→ **取り組む課題**
a. 提供された文章で、Web配置によるアクセスに使うポートは何番か答えてください。
b. 提供された文章の動作環境のうち、サーバ側の環境として挙げられている項目をすべて列挙してください。
c. 提供された文章のうち、「また、EC2を使わない場合も」で始まり「- IIS(10.0.20348.1)」で終わる部分を一字一句そのまま書き写してください。

はじめに
対象読者
- ASP.NETで作成したWebアプリケーションのデプロイ方法を知りたい方
- ローカルフォルダへの発行ではなく、Web配置の方法を知りたい方
- IISの設定方法を知りたい方
特に2つ目のWeb配置を行う方法はあまりまとまっていなかったので、本記事をご活用いただければ幸いです。
また、EC2を使わない場合もIISの設定やデプロイの方法は共通したものになるので、参考になるかと思います。
やること全体像
動作環境
クライアント
- Windows 11 Home(23H2)
- .NET 8.0(SDK 8.0.204)
- Visual Studio 2022
サーバ
- Windows Server 2022(21H2)
- IIS(10.0.20348.1)
- .NET 8.0(ASP.NET Core Runtime 8.0.7)
EC2
インスタンスの作成
AWSコンソールにログインし、EC2 > インスタンス > インスタンスの起動から、今回は「My Windows Server」という名前で、Windows Server環境のインスタンスを作成します。
その他設定は特に変更せず、インスタンスを起動します。
ポート設定
今回は、アプリケーションへのアクセスに81番ポートを、Web配置によるアクセスに8172番ポートを使用するため、これらのポートを開放するよう設定します。
EC2 > インスタンスから、対象のインスタンスを選択し、セキュリティグループを編集します。
TCPポート81番,8172番を開放します。(HTTP(S)はTCPを使用するため)
保存して、ポート設定は以上になります。
インスタンスへ接続
EC2 > インスタンスから、対象のインスタンスに接続します。
リモートデスクトップファイルを実行し、取得したパスワードを使用してログインすれば完了です。
必要に応じて、Windowsの設定言語を日本語に変更します。
サーバ側
必要な資源のインストール
IIS
インストールの種類、サーバーの選択はデフォルトのままで次へ進みます。
サーバーの役割から、Webサーバー(IIS)を選択し次へ進みます。
機能から、.NET Framework 4.8 Features > ASP.NET 4.8を選択し次へ進みます。
役割サービスから、Webサーバー > アプリケーション開発 > ASP.NET 4.8を選択します。
Web Deploy
Web配置を行うために、以下サイトからWeb Deployツールをダウンロードします。
https://www.iis.net/downloads/microsoft/web-deploy
今回は、最新のv4.0(webdeploy_amd64_ja-JP.msi)をダウンロードしました。
.NET Core ホスティングバンドル
IISでASP.NETアプリケーションを動かすために、以下サイトから.NET Core ホスティングバンドルのインストーラをダウンロードします。
https://learn.microsoft.com/ja-jp/aspnet/core/host-and-deploy/iis/hosting-bundle?view=aspnetcore-8.0
今回は、最新のv8.0.7(dotnet-hosting-8.0.7-win.exe)をダウンロードしました。

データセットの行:
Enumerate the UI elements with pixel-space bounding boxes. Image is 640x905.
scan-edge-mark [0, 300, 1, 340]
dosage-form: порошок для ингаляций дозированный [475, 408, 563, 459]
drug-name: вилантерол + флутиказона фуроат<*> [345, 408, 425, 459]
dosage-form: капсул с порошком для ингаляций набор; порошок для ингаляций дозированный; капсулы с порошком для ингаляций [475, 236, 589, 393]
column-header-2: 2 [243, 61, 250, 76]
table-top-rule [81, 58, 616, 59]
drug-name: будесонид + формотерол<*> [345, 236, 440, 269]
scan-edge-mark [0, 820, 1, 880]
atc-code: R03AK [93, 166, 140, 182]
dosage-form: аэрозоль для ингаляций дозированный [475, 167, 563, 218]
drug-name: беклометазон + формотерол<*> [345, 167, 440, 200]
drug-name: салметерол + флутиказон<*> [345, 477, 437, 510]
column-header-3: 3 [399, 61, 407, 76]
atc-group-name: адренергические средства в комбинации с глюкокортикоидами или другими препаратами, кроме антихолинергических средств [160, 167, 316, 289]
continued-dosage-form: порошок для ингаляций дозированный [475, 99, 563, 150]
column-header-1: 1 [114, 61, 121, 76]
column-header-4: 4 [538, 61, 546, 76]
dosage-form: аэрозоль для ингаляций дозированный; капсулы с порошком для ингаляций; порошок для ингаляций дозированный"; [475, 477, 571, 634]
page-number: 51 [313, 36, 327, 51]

→ **順番どおりの結果**
a. 8172番ポートです。

b.
- Windows Server 2022(21H2)
- IIS(10.0.20348.1)
- .NET 8.0(ASP.NET Core Runtime 8.0.7)

c.
また、EC2を使わない場合もIISの設定やデプロイの方法は共通したものになるので、参考になるかと思います。
やること全体像
動作環境
クライアント
- Windows 11 Home(23H2)
- .NET 8.0(SDK 8.0.204)
- Visual Studio 2022
サーバ
- Windows Server 2022(21H2)
- IIS(10.0.20348.1)